━━━━━ DATA SECTION ━━━━━
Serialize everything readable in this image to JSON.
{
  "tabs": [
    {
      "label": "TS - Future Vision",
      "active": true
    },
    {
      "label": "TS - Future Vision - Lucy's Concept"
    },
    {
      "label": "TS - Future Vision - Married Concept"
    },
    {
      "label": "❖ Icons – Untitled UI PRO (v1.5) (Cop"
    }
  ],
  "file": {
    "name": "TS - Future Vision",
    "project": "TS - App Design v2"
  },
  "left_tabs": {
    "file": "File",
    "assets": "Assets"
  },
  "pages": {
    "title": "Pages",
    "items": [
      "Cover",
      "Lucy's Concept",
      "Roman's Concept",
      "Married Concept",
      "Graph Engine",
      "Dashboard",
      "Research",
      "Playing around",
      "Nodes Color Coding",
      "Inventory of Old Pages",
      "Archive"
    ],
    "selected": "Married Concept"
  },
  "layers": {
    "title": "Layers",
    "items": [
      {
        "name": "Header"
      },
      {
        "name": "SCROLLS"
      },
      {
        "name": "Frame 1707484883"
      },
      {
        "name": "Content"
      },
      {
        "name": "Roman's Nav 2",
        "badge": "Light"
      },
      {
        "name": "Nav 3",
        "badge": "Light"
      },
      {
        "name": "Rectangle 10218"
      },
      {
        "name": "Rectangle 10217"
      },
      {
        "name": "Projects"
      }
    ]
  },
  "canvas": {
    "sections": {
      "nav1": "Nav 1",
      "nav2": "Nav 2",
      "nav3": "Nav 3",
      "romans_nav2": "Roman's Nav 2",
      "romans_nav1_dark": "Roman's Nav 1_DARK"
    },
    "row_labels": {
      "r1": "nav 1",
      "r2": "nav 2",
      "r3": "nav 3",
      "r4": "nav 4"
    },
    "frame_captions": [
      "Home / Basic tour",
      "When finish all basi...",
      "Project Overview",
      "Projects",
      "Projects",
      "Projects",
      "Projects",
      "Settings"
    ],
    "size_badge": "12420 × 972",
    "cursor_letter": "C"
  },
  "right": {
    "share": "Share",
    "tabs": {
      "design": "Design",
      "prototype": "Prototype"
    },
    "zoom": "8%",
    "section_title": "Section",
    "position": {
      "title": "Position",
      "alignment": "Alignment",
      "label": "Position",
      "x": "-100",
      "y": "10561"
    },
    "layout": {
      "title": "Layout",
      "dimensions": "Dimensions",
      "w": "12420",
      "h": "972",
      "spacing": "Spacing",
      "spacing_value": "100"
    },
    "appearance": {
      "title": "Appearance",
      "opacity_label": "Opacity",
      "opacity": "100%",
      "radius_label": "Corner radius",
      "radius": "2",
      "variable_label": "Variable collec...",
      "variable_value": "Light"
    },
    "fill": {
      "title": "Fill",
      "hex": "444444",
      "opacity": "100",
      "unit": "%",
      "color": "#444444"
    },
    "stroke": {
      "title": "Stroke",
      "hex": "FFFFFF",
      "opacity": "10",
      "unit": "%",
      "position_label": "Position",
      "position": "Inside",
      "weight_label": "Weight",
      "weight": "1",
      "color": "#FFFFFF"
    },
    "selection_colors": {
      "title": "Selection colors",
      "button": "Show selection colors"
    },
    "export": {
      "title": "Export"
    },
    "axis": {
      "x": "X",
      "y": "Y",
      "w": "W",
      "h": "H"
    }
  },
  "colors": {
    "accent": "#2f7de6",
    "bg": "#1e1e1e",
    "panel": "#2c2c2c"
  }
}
━━━━━
_EXERCISE GOAL:_ The records above must be repeated exactly, every one of them.

_FINISHED ANSWER:_
Serialize everything readable in this image to JSON.
{
  "tabs": [
    {
      "label": "TS - Future Vision",
      "active": true
    },
    {
      "label": "TS - Future Vision - Lucy's Concept"
    },
    {
      "label": "TS - Future Vision - Married Concept"
    },
    {
      "label": "❖ Icons – Untitled UI PRO (v1.5) (Cop"
    }
  ],
  "file": {
    "name": "TS - Future Vision",
    "project": "TS - App Design v2"
  },
  "left_tabs": {
    "file": "File",
    "assets": "Assets"
  },
  "pages": {
    "title": "Pages",
    "items": [
      "Cover",
      "Lucy's Concept",
      "Roman's Concept",
      "Married Concept",
      "Graph Engine",
      "Dashboard",
      "Research",
      "Playing around",
      "Nodes Color Coding",
      "Inventory of Old Pages",
      "Archive"
    ],
    "selected": "Married Concept"
  },
  "layers": {
    "title": "Layers",
    "items": [
      {
        "name": "Header"
      },
      {
        "name": "SCROLLS"
      },
      {
        "name": "Frame 1707484883"
      },
      {
        "name": "Content"
      },
      {
        "name": "Roman's Nav 2",
        "badge": "Light"
      },
      {
        "name": "Nav 3",
        "badge": "Light"
      },
      {
        "name": "Rectangle 10218"
      },
      {
        "name": "Rectangle 10217"
      },
      {
        "name": "Projects"
      }
    ]
  },
  "canvas": {
    "sections": {
      "nav1": "Nav 1",
      "nav2": "Nav 2",
      "nav3": "Nav 3",
      "romans_nav2": "Roman's Nav 2",
      "romans_nav1_dark": "Roman's Nav 1_DARK"
    },
    "row_labels": {
      "r1": "nav 1",
      "r2": "nav 2",
      "r3": "nav 3",
      "r4": "nav 4"
    },
    "frame_captions": [
      "Home / Basic tour",
      "When finish all basi...",
      "Project Overview",
      "Projects",
      "Projects",
      "Projects",
      "Projects",
      "Settings"
    ],
    "size_badge": "12420 × 972",
    "cursor_letter": "C"
  },
  "right": {
    "share": "Share",
    "tabs": {
      "design": "Design",
      "prototype": "Prototype"
    },
    "zoom": "8%",
    "section_title": "Section",
    "position": {
      "title": "Position",
      "alignment": "Alignment",
      "label": "Position",
      "x": "-100",
      "y": "10561"
    },
    "layout": {
      "title": "Layout",
      "dimensions": "Dimensions",
      "w": "12420",
      "h": "972",
      "spacing": "Spacing",
      "spacing_value": "100"
    },
    "appearance": {
      "title": "Appearance",
      "opacity_label": "Opacity",
      "opacity": "100%",
      "radius_label": "Corner radius",
      "radius": "2",
      "variable_label": "Variable collec...",
      "variable_value": "Light"
    },
    "fill": {
      "title": "Fill",
      "hex": "444444",
      "opacity": "100",
      "unit": "%",
      "color": "#444444"
    },
    "stroke": {
      "title": "Stroke",
      "hex": "FFFFFF",
      "opacity": "10",
      "unit": "%",
      "position_label": "Position",
      "position": "Inside",
      "weight_label": "Weight",
      "weight": "1",
      "color": "#FFFFFF"
    },
    "selection_colors": {
      "title": "Selection colors",
      "button": "Show selection colors"
    },
    "export": {
      "title": "Export"
    },
    "axis": {
      "x": "X",
      "y": "Y",
      "w": "W",
      "h": "H"
    }
  },
  "colors": {
    "accent": "#2f7de6",
    "bg": "#1e1e1e",
    "panel": "#2c2c2c"
  }
}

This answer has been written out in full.